[Entries supplied start]

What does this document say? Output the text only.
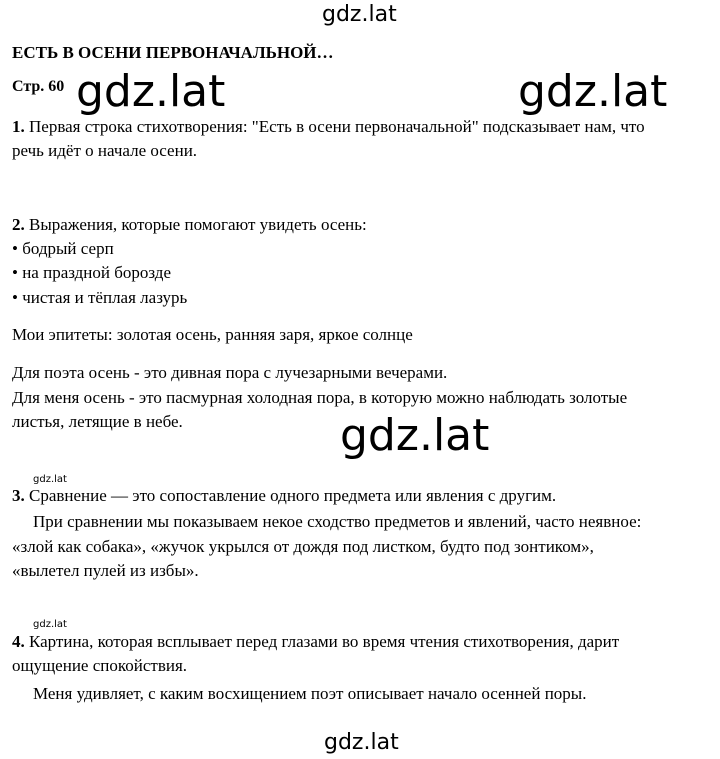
gdz.lat
gdz.lat	gdz.lat
gdz.lat
gdz.lat
gdz.lat
gdz.lat
ЕСТЬ В ОСЕНИ ПЕРВОНАЧАЛЬНОЙ…
Стр. 60
1. Первая строка стихотворения: "Есть в осени первоначальной" подсказывает нам, что
речь идёт о начале осени.
2. Выражения, которые помогают увидеть осень:
• бодрый серп
• на праздной борозде
• чистая и тёплая лазурь
Мои эпитеты: золотая осень, ранняя заря, яркое солнце
Для поэта осень - это дивная пора с лучезарными вечерами.
Для меня осень - это пасмурная холодная пора, в которую можно наблюдать золотые
листья, летящие в небе.
3. Сравнение — это сопоставление одного предмета или явления с другим.
При сравнении мы показываем некое сходство предметов и явлений, часто неявное:
«злой как собака», «жучок укрылся от дождя под листком, будто под зонтиком»,
«вылетел пулей из избы».
4. Картина, которая всплывает перед глазами во время чтения стихотворения, дарит
ощущение спокойствия.
Меня удивляет, с каким восхищением поэт описывает начало осенней поры.
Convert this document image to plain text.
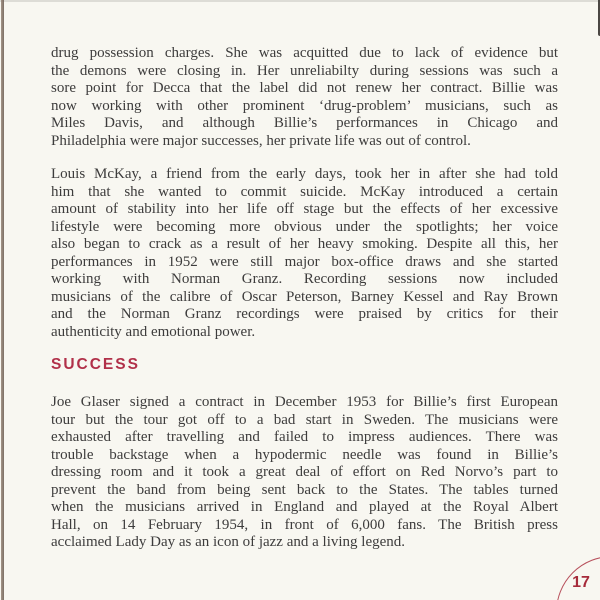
drug possession charges. She was acquitted due to lack of evidence but
the demons were closing in. Her unreliabilty during sessions was such a
sore point for Decca that the label did not renew her contract. Billie was
now working with other prominent ‘drug-problem’ musicians, such as
Miles Davis, and although Billie’s performances in Chicago and
Philadelphia were major successes, her private life was out of control.
Louis McKay, a friend from the early days, took her in after she had told
him that she wanted to commit suicide. McKay introduced a certain
amount of stability into her life off stage but the effects of her excessive
lifestyle were becoming more obvious under the spotlights; her voice
also began to crack as a result of her heavy smoking. Despite all this, her
performances in 1952 were still major box-office draws and she started
working with Norman Granz. Recording sessions now included
musicians of the calibre of Oscar Peterson, Barney Kessel and Ray Brown
and the Norman Granz recordings were praised by critics for their
authenticity and emotional power.
SUCCESS
Joe Glaser signed a contract in December 1953 for Billie’s first European
tour but the tour got off to a bad start in Sweden. The musicians were
exhausted after travelling and failed to impress audiences. There was
trouble backstage when a hypodermic needle was found in Billie’s
dressing room and it took a great deal of effort on Red Norvo’s part to
prevent the band from being sent back to the States. The tables turned
when the musicians arrived in England and played at the Royal Albert
Hall, on 14 February 1954, in front of 6,000 fans. The British press
acclaimed Lady Day as an icon of jazz and a living legend.
17
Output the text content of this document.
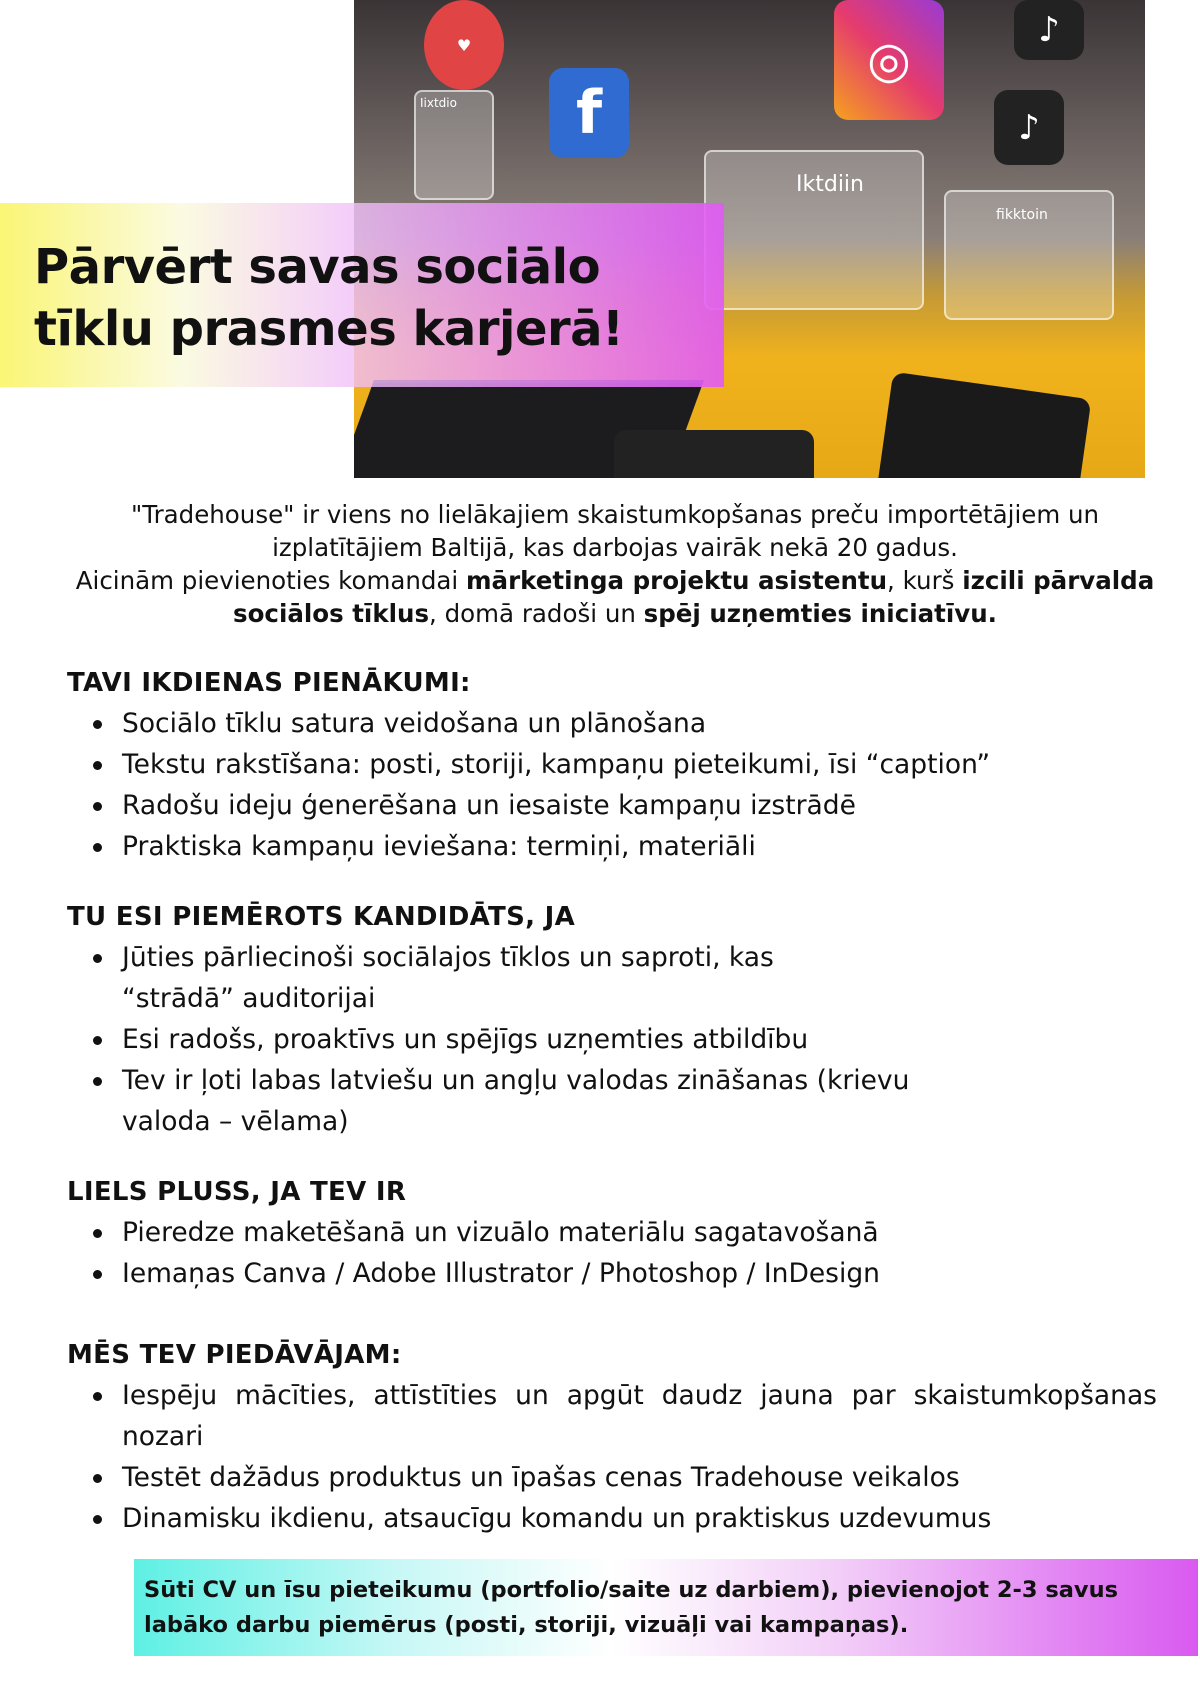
Iixtdio
Iktdiin
fikktoin
♥
f
◎
♪
♪
Pārvērt savas sociālo
tīklu prasmes karjerā!

"Tradehouse" ir viens no lielākajiem skaistumkopšanas preču importētājiem un izplatītājiem Baltijā, kas darbojas vairāk nekā 20 gadus.

Aicinām pievienoties komandai mārketinga projektu asistentu, kurš izcili pārvalda sociālos tīklus, domā radoši un spēj uzņemties iniciatīvu.

TAVI IKDIENAS PIENĀKUMI:
Sociālo tīklu satura veidošana un plānošana
Tekstu rakstīšana: posti, storiji, kampaņu pieteikumi, īsi “caption”
Radošu ideju ģenerēšana un iesaiste kampaņu izstrādē
Praktiska kampaņu ieviešana: termiņi, materiāli
TU ESI PIEMĒROTS KANDIDĀTS, JA
Jūties pārliecinoši sociālajos tīklos un saproti, kas “strādā” auditorijai
Esi radošs, proaktīvs un spējīgs uzņemties atbildību
Tev ir ļoti labas latviešu un angļu valodas zināšanas (krievu valoda – vēlama)
LIELS PLUSS, JA TEV IR
Pieredze maketēšanā un vizuālo materiālu sagatavošanā
Iemaņas Canva / Adobe Illustrator / Photoshop / InDesign
MĒS TEV PIEDĀVĀJAM:
Iespēju mācīties, attīstīties un apgūt daudz jauna par skaistumkopšanas nozari
Testēt dažādus produktus un īpašas cenas Tradehouse veikalos
Dinamisku ikdienu, atsaucīgu komandu un praktiskus uzdevumus

Sūti CV un īsu pieteikumu (portfolio/saite uz darbiem), pievienojot 2-3 savus labāko darbu piemērus (posti, storiji, vizuāļi vai kampaņas).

[Entries supplied end]

• **Work required**:
Exclude the pictures, and transcribe all of the material exactly.

• **The result**:
What does this document say? Output the text only.
gdz.lat
gdz.lat	gdz.lat
gdz.lat
gdz.lat
gdz.lat
gdz.lat
ЕСТЬ В ОСЕНИ ПЕРВОНАЧАЛЬНОЙ…
Стр. 60
1. Первая строка стихотворения: "Есть в осени первоначальной" подсказывает нам, что
речь идёт о начале осени.
2. Выражения, которые помогают увидеть осень:
• бодрый серп
• на праздной борозде
• чистая и тёплая лазурь
Мои эпитеты: золотая осень, ранняя заря, яркое солнце
Для поэта осень - это дивная пора с лучезарными вечерами.
Для меня осень - это пасмурная холодная пора, в которую можно наблюдать золотые
листья, летящие в небе.
3. Сравнение — это сопоставление одного предмета или явления с другим.
При сравнении мы показываем некое сходство предметов и явлений, часто неявное:
«злой как собака», «жучок укрылся от дождя под листком, будто под зонтиком»,
«вылетел пулей из избы».
4. Картина, которая всплывает перед глазами во время чтения стихотворения, дарит
ощущение спокойствия.
Меня удивляет, с каким восхищением поэт описывает начало осенней поры.
Convert this document image to plain text.
drug possession charges. She was acquitted due to lack of evidence but
the demons were closing in. Her unreliabilty during sessions was such a
sore point for Decca that the label did not renew her contract. Billie was
now working with other prominent ‘drug-problem’ musicians, such as
Miles Davis, and although Billie’s performances in Chicago and
Philadelphia were major successes, her private life was out of control.
Louis McKay, a friend from the early days, took her in after she had told
him that she wanted to commit suicide. McKay introduced a certain
amount of stability into her life off stage but the effects of her excessive
lifestyle were becoming more obvious under the spotlights; her voice
also began to crack as a result of her heavy smoking. Despite all this, her
performances in 1952 were still major box-office draws and she started
working with Norman Granz. Recording sessions now included
musicians of the calibre of Oscar Peterson, Barney Kessel and Ray Brown
and the Norman Granz recordings were praised by critics for their
authenticity and emotional power.
SUCCESS
Joe Glaser signed a contract in December 1953 for Billie’s first European
tour but the tour got off to a bad start in Sweden. The musicians were
exhausted after travelling and failed to impress audiences. There was
trouble backstage when a hypodermic needle was found in Billie’s
dressing room and it took a great deal of effort on Red Norvo’s part to
prevent the band from being sent back to the States. The tables turned
when the musicians arrived in England and played at the Royal Albert
Hall, on 14 February 1954, in front of 6,000 fans. The British press
acclaimed Lady Day as an icon of jazz and a living legend.
17
Output the text content of this document.
Iixtdio
Iktdiin
fikktoin
♥
f
◎
♪
♪
Pārvērt savas sociālo
tīklu prasmes karjerā!

"Tradehouse" ir viens no lielākajiem skaistumkopšanas preču importētājiem un izplatītājiem Baltijā, kas darbojas vairāk nekā 20 gadus.

Aicinām pievienoties komandai mārketinga projektu asistentu, kurš izcili pārvalda sociālos tīklus, domā radoši un spēj uzņemties iniciatīvu.

TAVI IKDIENAS PIENĀKUMI:
Sociālo tīklu satura veidošana un plānošana
Tekstu rakstīšana: posti, storiji, kampaņu pieteikumi, īsi “caption”
Radošu ideju ģenerēšana un iesaiste kampaņu izstrādē
Praktiska kampaņu ieviešana: termiņi, materiāli
TU ESI PIEMĒROTS KANDIDĀTS, JA
Jūties pārliecinoši sociālajos tīklos un saproti, kas “strādā” auditorijai
Esi radošs, proaktīvs un spējīgs uzņemties atbildību
Tev ir ļoti labas latviešu un angļu valodas zināšanas (krievu valoda – vēlama)
LIELS PLUSS, JA TEV IR
Pieredze maketēšanā un vizuālo materiālu sagatavošanā
Iemaņas Canva / Adobe Illustrator / Photoshop / InDesign
MĒS TEV PIEDĀVĀJAM:
Iespēju mācīties, attīstīties un apgūt daudz jauna par skaistumkopšanas nozari
Testēt dažādus produktus un īpašas cenas Tradehouse veikalos
Dinamisku ikdienu, atsaucīgu komandu un praktiskus uzdevumus

Sūti CV un īsu pieteikumu (portfolio/saite uz darbiem), pievienojot 2-3 savus labāko darbu piemērus (posti, storiji, vizuāļi vai kampaņas).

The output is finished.